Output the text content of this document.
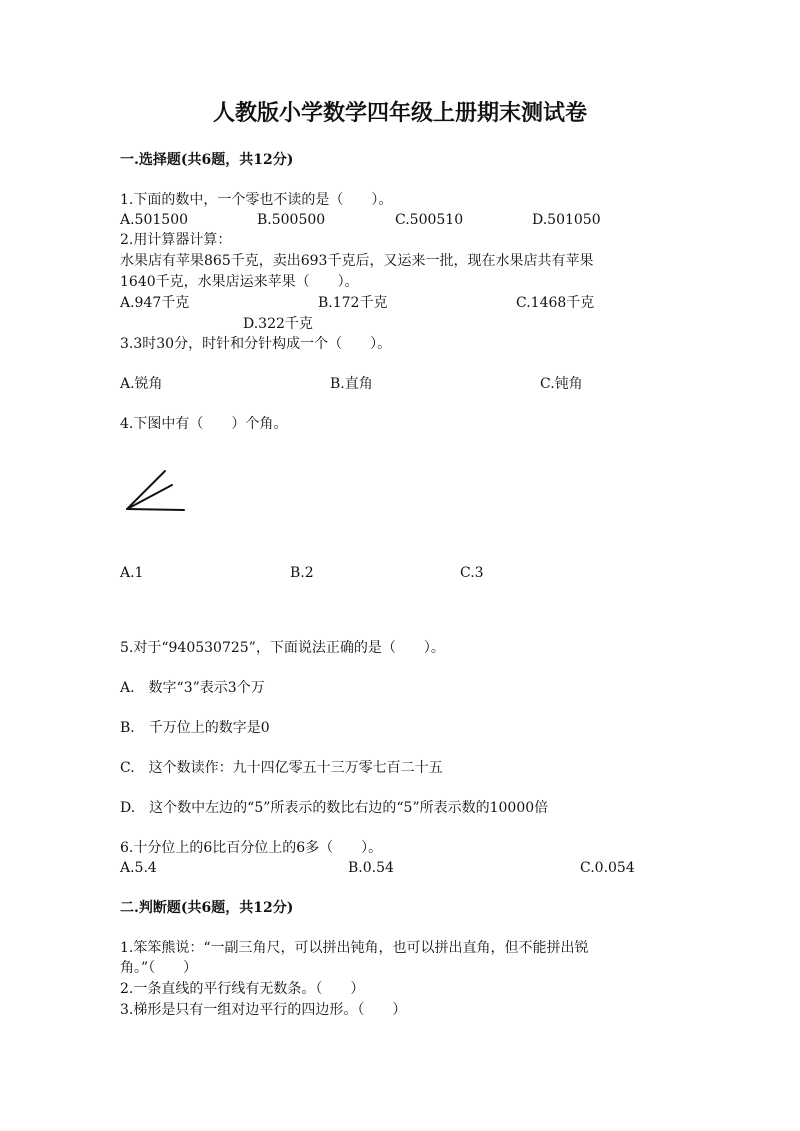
人教版小学数学四年级上册期末测试卷
一.选择题(共6题，共12分)
1.下面的数中，一个零也不读的是（　　）。
A.501500	B.500500	C.500510	D.501050
2.用计算器计算：
水果店有苹果865千克，卖出693千克后，又运来一批，现在水果店共有苹果
1640千克，水果店运来苹果（　　）。
A.947千克	B.172千克	C.1468千克
D.322千克
3.3时30分，时针和分针构成一个（　　）。
A.锐角	B.直角	C.钝角
4.下图中有（　　）个角。
A.1	B.2	C.3
5.对于“940530725”，下面说法正确的是（　　）。
A.　数字“3”表示3个万
B.　千万位上的数字是0
C.　这个数读作：九十四亿零五十三万零七百二十五
D.　这个数中左边的“5”所表示的数比右边的“5”所表示数的10000倍
6.十分位上的6比百分位上的6多（　　）。
A.5.4	B.0.54	C.0.054
二.判断题(共6题，共12分)
1.笨笨熊说：“一副三角尺，可以拼出钝角，也可以拼出直角，但不能拼出锐
角。”（　　）
2.一条直线的平行线有无数条。（　　）
3.梯形是只有一组对边平行的四边形。（　　）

▸ **EXERCISE DESCRIPTION**
Return all of the entries exactly as written, but drop any pictures they hold.

▸ **THE SOLUTION**
Output the text content of this document.
人教版小学数学四年级上册期末测试卷
一.选择题(共6题，共12分)
1.下面的数中，一个零也不读的是（　　）。
A.501500	B.500500	C.500510	D.501050
2.用计算器计算：
水果店有苹果865千克，卖出693千克后，又运来一批，现在水果店共有苹果
1640千克，水果店运来苹果（　　）。
A.947千克	B.172千克	C.1468千克
D.322千克
3.3时30分，时针和分针构成一个（　　）。
A.锐角	B.直角	C.钝角
4.下图中有（　　）个角。
A.1	B.2	C.3
5.对于“940530725”，下面说法正确的是（　　）。
A.　数字“3”表示3个万
B.　千万位上的数字是0
C.　这个数读作：九十四亿零五十三万零七百二十五
D.　这个数中左边的“5”所表示的数比右边的“5”所表示数的10000倍
6.十分位上的6比百分位上的6多（　　）。
A.5.4	B.0.54	C.0.054
二.判断题(共6题，共12分)
1.笨笨熊说：“一副三角尺，可以拼出钝角，也可以拼出直角，但不能拼出锐
角。”（　　）
2.一条直线的平行线有无数条。（　　）
3.梯形是只有一组对边平行的四边形。（　　）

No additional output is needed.